> Instructions:
1. In the course page, what graphics card does parallel.ecse.rpi.edu have?
2. Duplicate everything in the course page from "1. Some progress" down to "are probably different.".

> Extracted text:
1. Sanders and Kandrot, CUDA by example. It gets excellent reviews, although it is several years old. Amazon has many options, including Kindle and renting hardcopies.
2. Kirk and Hwu, 2nd edition, Programming massively parallel processors. It concentrates on CUDA.

One problem is that even recent books may be obsolete. For instance they may ignore the recent CUDA unified memory model, which simplifies CUDA programming at a performance cost. Even if the current edition of a book was published after unified memory was released, the author might not have updated the examples.

8.2   Web

There is a lot of free material on the web, which I'll reference, and may cache locally.

9   Computer systems used

This course will use (remotely via ssh) parallel.ecse.rpi.edu. It has:

1. a dual 14-core Intel Xeon E5-2660 2.0GHz
2. 256GB of DDR4-2133 ECC Reg memory
3. Nvidia GeForce GTX 1080 processor with 8GB
4. Intel Xeon Phi 7120A
5. Samsung Pro 850 1TB SSD
6. WD Red 6TB 6GB/s hard drive
7. CentOS
8. CUDA
9. OpenMP 4.0
10. Thrust

You may also use other compatible computers.

10   LMS

RPI LMS (formerly WebCT) will be used only for you to submit homeworks and for me to distribute grades.

Announcements and the homeworks themselves will be available on this website. You do not have to log in to see them.

11   Class times & places

Lectures are Mon & Thurs, 4-6pm, in JEC4107.

12   Lecture summaries and announcements

will be posted here.

1. There will be no exams.

2. The grade will be based on homeworks, a term project, class presentations, and possible iclicker questions TBD.

3. Deliverables for the term project:

1. A 2-minute project proposal given to the class around the middle of the semester.
1. A 5-minute project presentation given to the class in the last week.
1. Some progress reports.
1. A write-up uploaded on the last class day. This will contain an academic paper, code and perhaps video or user manual.

13.1   Homeworks

There will be frequent homeworks. You are encouraged to do the homework in teams of 2, and submit one solution per team, on RPILMS, in any reasonable format. The other term member should submit only a note listing the team and saying who submitted the solution.

"Reasonable" means a format that I can read. A scan of neat handwriting is acceptable. I would type material with a wiki like pmwiki or blogging tool, sketch figures with xournal or draw them with inkscape, and do the math with mathjax. Your preferences are probably different.

13.2   Term project

1. For the latter part of the course, most of your homework time will be spent on a term project.
2. You are encouraged do it in teams of up to 3 people. A team of 3 people would be expected to do twice as much work as 1 person.

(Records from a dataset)
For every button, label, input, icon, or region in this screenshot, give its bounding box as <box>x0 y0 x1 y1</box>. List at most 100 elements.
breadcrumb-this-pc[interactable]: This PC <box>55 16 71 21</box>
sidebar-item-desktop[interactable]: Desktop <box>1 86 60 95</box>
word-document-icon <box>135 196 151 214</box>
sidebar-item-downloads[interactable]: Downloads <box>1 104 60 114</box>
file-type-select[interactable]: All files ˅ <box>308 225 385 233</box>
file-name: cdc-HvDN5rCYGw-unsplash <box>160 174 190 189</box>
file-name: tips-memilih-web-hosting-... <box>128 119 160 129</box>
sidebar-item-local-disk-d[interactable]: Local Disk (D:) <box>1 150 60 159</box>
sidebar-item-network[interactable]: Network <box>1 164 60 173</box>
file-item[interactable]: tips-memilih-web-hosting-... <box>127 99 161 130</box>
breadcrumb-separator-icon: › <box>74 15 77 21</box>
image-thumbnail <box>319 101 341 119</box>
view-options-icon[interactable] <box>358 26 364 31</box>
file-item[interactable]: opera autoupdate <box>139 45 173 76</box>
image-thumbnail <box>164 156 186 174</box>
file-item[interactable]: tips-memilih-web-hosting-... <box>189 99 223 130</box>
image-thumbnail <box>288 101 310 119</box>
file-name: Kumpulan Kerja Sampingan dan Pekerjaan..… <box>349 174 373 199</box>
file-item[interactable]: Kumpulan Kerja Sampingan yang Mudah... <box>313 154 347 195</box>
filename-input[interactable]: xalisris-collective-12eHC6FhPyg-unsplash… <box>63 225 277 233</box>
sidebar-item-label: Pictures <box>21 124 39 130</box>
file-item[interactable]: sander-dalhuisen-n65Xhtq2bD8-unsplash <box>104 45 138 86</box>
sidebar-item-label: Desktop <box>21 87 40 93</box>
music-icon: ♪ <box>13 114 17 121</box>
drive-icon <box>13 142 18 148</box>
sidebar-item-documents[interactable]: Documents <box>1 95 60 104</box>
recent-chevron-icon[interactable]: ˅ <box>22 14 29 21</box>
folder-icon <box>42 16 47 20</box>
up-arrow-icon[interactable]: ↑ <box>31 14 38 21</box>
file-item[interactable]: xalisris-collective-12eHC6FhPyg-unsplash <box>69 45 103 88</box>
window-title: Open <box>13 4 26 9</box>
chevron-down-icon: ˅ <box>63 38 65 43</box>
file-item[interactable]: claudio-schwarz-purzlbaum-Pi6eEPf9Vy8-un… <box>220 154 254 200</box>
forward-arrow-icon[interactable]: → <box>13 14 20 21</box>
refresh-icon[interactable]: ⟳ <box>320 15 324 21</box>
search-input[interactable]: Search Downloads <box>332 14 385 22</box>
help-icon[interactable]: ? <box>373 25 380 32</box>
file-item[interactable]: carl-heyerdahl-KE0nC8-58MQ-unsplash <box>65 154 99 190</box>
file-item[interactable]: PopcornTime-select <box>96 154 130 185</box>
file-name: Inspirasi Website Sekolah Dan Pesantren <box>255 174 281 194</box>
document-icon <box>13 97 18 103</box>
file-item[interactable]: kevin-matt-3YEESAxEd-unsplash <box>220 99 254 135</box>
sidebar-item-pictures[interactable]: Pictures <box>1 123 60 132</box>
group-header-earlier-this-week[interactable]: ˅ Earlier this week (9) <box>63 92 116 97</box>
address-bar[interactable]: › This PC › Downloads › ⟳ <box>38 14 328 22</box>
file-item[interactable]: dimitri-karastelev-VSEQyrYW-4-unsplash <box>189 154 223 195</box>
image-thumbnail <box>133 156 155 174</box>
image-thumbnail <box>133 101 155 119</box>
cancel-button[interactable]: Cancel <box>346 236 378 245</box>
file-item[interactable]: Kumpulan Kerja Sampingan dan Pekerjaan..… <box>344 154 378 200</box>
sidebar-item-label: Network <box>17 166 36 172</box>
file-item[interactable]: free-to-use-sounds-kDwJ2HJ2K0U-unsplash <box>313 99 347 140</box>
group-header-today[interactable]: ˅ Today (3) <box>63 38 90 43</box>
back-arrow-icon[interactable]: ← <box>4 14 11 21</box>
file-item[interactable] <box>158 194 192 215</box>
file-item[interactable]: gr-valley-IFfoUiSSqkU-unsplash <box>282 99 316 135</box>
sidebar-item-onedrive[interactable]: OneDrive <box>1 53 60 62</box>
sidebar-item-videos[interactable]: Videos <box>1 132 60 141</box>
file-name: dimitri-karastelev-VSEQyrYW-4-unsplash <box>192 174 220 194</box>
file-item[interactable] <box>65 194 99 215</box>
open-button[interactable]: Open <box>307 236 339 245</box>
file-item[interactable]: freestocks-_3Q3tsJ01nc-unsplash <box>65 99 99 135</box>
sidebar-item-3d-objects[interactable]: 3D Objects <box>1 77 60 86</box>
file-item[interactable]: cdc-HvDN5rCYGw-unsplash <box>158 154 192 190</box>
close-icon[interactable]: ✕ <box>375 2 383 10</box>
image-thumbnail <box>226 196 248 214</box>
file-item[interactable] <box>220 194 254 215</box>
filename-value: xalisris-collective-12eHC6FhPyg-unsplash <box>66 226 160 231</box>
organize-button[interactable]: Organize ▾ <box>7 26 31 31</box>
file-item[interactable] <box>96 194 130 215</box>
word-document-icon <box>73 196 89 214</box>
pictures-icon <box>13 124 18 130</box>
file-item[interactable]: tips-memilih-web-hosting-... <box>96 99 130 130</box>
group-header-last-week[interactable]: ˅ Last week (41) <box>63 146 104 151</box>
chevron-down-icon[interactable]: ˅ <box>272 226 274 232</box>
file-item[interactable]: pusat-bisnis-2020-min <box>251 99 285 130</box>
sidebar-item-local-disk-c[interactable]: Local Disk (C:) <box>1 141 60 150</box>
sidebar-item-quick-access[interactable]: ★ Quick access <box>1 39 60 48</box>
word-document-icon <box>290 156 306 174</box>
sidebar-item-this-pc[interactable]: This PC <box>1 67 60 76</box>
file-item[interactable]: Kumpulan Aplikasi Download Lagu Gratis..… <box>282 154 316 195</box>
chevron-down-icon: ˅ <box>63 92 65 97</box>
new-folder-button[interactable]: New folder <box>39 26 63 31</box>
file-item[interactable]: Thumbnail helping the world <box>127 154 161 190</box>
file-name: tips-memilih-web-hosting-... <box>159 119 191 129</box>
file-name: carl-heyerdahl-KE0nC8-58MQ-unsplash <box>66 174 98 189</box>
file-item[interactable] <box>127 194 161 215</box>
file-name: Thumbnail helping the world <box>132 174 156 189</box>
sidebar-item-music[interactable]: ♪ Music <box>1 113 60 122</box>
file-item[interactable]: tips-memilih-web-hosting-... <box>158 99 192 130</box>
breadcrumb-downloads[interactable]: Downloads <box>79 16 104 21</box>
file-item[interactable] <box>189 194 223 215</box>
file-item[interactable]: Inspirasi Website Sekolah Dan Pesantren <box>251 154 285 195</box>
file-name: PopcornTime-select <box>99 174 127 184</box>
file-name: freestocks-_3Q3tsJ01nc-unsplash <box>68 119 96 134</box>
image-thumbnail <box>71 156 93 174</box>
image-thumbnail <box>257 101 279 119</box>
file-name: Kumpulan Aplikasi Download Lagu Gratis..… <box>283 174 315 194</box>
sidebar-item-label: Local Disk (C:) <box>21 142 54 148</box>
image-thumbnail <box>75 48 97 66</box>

> The responses:
1. An Nvidia GeForce GTX 1080 with 8GB.

2.
1. Some progress reports.
1. A write-up uploaded on the last class day. This will contain an academic paper, code and perhaps video or user manual.

13.1   Homeworks

There will be frequent homeworks. You are encouraged to do the homework in teams of 2, and submit one solution per team, on RPILMS, in any reasonable format. The other term member should submit only a note listing the team and saying who submitted the solution.

"Reasonable" means a format that I can read. A scan of neat handwriting is acceptable. I would type material with a wiki like pmwiki or blogging tool, sketch figures with xournal or draw them with inkscape, and do the math with mathjax. Your preferences are probably different.